PROBLEM STATEMENT -> All of the records listed below should be retyped exactly.

* BEGIN *

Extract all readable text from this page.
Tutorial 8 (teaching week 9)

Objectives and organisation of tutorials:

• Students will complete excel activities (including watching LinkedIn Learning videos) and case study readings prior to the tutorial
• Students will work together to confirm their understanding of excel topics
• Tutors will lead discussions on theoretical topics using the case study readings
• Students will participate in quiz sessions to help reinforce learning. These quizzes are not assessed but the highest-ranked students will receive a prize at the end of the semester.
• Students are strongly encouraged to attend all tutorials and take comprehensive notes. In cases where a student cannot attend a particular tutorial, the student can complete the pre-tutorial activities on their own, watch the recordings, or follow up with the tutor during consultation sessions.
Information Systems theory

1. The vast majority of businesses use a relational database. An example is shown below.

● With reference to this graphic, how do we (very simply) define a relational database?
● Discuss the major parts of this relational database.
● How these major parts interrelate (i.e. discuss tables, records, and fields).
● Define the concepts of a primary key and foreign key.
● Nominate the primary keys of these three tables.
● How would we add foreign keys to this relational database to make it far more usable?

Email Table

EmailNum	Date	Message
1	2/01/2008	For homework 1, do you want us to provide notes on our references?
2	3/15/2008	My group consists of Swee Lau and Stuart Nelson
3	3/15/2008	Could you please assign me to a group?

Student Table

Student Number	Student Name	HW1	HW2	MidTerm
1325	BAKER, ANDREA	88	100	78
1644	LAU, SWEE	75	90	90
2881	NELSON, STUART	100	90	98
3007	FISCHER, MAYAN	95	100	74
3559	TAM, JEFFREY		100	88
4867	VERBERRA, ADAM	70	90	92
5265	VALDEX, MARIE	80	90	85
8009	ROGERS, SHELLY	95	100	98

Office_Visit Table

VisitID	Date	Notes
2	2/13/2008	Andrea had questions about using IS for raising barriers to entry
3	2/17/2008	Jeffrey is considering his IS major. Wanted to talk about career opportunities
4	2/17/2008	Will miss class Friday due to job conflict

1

* END *

ANSWER IN FULL ->
Extract all readable text from this page.
Tutorial 8 (teaching week 9)

Objectives and organisation of tutorials:

• Students will complete excel activities (including watching LinkedIn Learning videos) and case study readings prior to the tutorial
• Students will work together to confirm their understanding of excel topics
• Tutors will lead discussions on theoretical topics using the case study readings
• Students will participate in quiz sessions to help reinforce learning. These quizzes are not assessed but the highest-ranked students will receive a prize at the end of the semester.
• Students are strongly encouraged to attend all tutorials and take comprehensive notes. In cases where a student cannot attend a particular tutorial, the student can complete the pre-tutorial activities on their own, watch the recordings, or follow up with the tutor during consultation sessions.
Information Systems theory

1. The vast majority of businesses use a relational database. An example is shown below.

● With reference to this graphic, how do we (very simply) define a relational database?
● Discuss the major parts of this relational database.
● How these major parts interrelate (i.e. discuss tables, records, and fields).
● Define the concepts of a primary key and foreign key.
● Nominate the primary keys of these three tables.
● How would we add foreign keys to this relational database to make it far more usable?

Email Table

EmailNum	Date	Message
1	2/01/2008	For homework 1, do you want us to provide notes on our references?
2	3/15/2008	My group consists of Swee Lau and Stuart Nelson
3	3/15/2008	Could you please assign me to a group?

Student Table

Student Number	Student Name	HW1	HW2	MidTerm
1325	BAKER, ANDREA	88	100	78
1644	LAU, SWEE	75	90	90
2881	NELSON, STUART	100	90	98
3007	FISCHER, MAYAN	95	100	74
3559	TAM, JEFFREY		100	88
4867	VERBERRA, ADAM	70	90	92
5265	VALDEX, MARIE	80	90	85
8009	ROGERS, SHELLY	95	100	98

Office_Visit Table

VisitID	Date	Notes
2	2/13/2008	Andrea had questions about using IS for raising barriers to entry
3	2/17/2008	Jeffrey is considering his IS major. Wanted to talk about career opportunities
4	2/17/2008	Will miss class Friday due to job conflict

1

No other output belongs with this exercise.